__TASK DETAILS__:
In the data below, find every line that has the string "środowisku", and copy it.

__MATERIAL SUPPLIED__:
* Start *
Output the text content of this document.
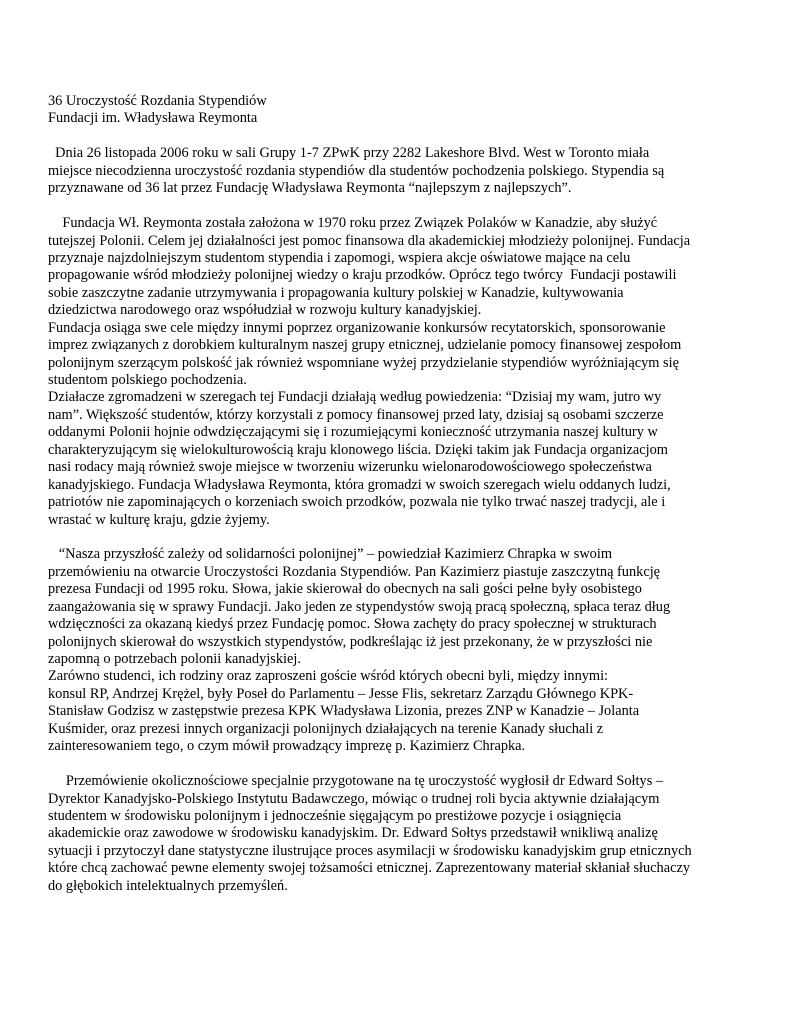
36 Uroczystość Rozdania Stypendiów
Fundacji im. Władysława Reymonta
Dnia 26 listopada 2006 roku w sali Grupy 1-7 ZPwK przy 2282 Lakeshore Blvd. West w Toronto miała
miejsce niecodzienna uroczystość rozdania stypendiów dla studentów pochodzenia polskiego. Stypendia są
przyznawane od 36 lat przez Fundację Władysława Reymonta “najlepszym z najlepszych”.
Fundacja Wł. Reymonta została założona w 1970 roku przez Związek Polaków w Kanadzie, aby służyć
tutejszej Polonii. Celem jej działalności jest pomoc finansowa dla akademickiej młodzieży polonijnej. Fundacja
przyznaje najzdolniejszym studentom stypendia i zapomogi, wspiera akcje oświatowe mające na celu
propagowanie wśród młodzieży polonijnej wiedzy o kraju przodków. Oprócz tego twórcy  Fundacji postawili
sobie zaszczytne zadanie utrzymywania i propagowania kultury polskiej w Kanadzie, kultywowania
dziedzictwa narodowego oraz współudział w rozwoju kultury kanadyjskiej.
Fundacja osiąga swe cele między innymi poprzez organizowanie konkursów recytatorskich, sponsorowanie
imprez związanych z dorobkiem kulturalnym naszej grupy etnicznej, udzielanie pomocy finansowej zespołom
polonijnym szerzącym polskość jak również wspomniane wyżej przydzielanie stypendiów wyróżniającym się
studentom polskiego pochodzenia.
Działacze zgromadzeni w szeregach tej Fundacji działają według powiedzenia: “Dzisiaj my wam, jutro wy
nam”. Większość studentów, którzy korzystali z pomocy finansowej przed laty, dzisiaj są osobami szczerze
oddanymi Polonii hojnie odwdzięczającymi się i rozumiejącymi konieczność utrzymania naszej kultury w
charakteryzującym się wielokulturowością kraju klonowego liścia. Dzięki takim jak Fundacja organizacjom
nasi rodacy mają również swoje miejsce w tworzeniu wizerunku wielonarodowościowego społeczeństwa
kanadyjskiego. Fundacja Władysława Reymonta, która gromadzi w swoich szeregach wielu oddanych ludzi,
patriotów nie zapominających o korzeniach swoich przodków, pozwala nie tylko trwać naszej tradycji, ale i
wrastać w kulturę kraju, gdzie żyjemy.
“Nasza przyszłość zależy od solidarności polonijnej” – powiedział Kazimierz Chrapka w swoim
przemówieniu na otwarcie Uroczystości Rozdania Stypendiów. Pan Kazimierz piastuje zaszczytną funkcję
prezesa Fundacji od 1995 roku. Słowa, jakie skierował do obecnych na sali gości pełne były osobistego
zaangażowania się w sprawy Fundacji. Jako jeden ze stypendystów swoją pracą społeczną, spłaca teraz dług
wdzięczności za okazaną kiedyś przez Fundację pomoc. Słowa zachęty do pracy społecznej w strukturach
polonijnych skierował do wszystkich stypendystów, podkreślając iż jest przekonany, że w przyszłości nie
zapomną o potrzebach polonii kanadyjskiej.
Zarówno studenci, ich rodziny oraz zaproszeni goście wśród których obecni byli, między innymi:
konsul RP, Andrzej Krężel, były Poseł do Parlamentu – Jesse Flis, sekretarz Zarządu Głównego KPK-
Stanisław Godzisz w zastępstwie prezesa KPK Władysława Lizonia, prezes ZNP w Kanadzie – Jolanta
Kuśmider, oraz prezesi innych organizacji polonijnych działających na terenie Kanady słuchali z
zainteresowaniem tego, o czym mówił prowadzący imprezę p. Kazimierz Chrapka.
Przemówienie okolicznościowe specjalnie przygotowane na tę uroczystość wygłosił dr Edward Sołtys –
Dyrektor Kanadyjsko-Polskiego Instytutu Badawczego, mówiąc o trudnej roli bycia aktywnie działającym
studentem w środowisku polonijnym i jednocześnie sięgającym po prestiżowe pozycje i osiągnięcia
akademickie oraz zawodowe w środowisku kanadyjskim. Dr. Edward Sołtys przedstawił wnikliwą analizę
sytuacji i przytoczył dane statystyczne ilustrujące proces asymilacji w środowisku kanadyjskim grup etnicznych
które chcą zachować pewne elementy swojej tożsamości etnicznej. Zaprezentowany materiał skłaniał słuchaczy
do głębokich intelektualnych przemyśleń.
* End *
__RESPONSE TO THE EXERCISE__:
studentem w środowisku polonijnym i jednocześnie sięgającym po prestiżowe pozycje i osiągnięcia
akademickie oraz zawodowe w środowisku kanadyjskim. Dr. Edward Sołtys przedstawił wnikliwą analizę
sytuacji i przytoczył dane statystyczne ilustrujące proces asymilacji w środowisku kanadyjskim grup etnicznych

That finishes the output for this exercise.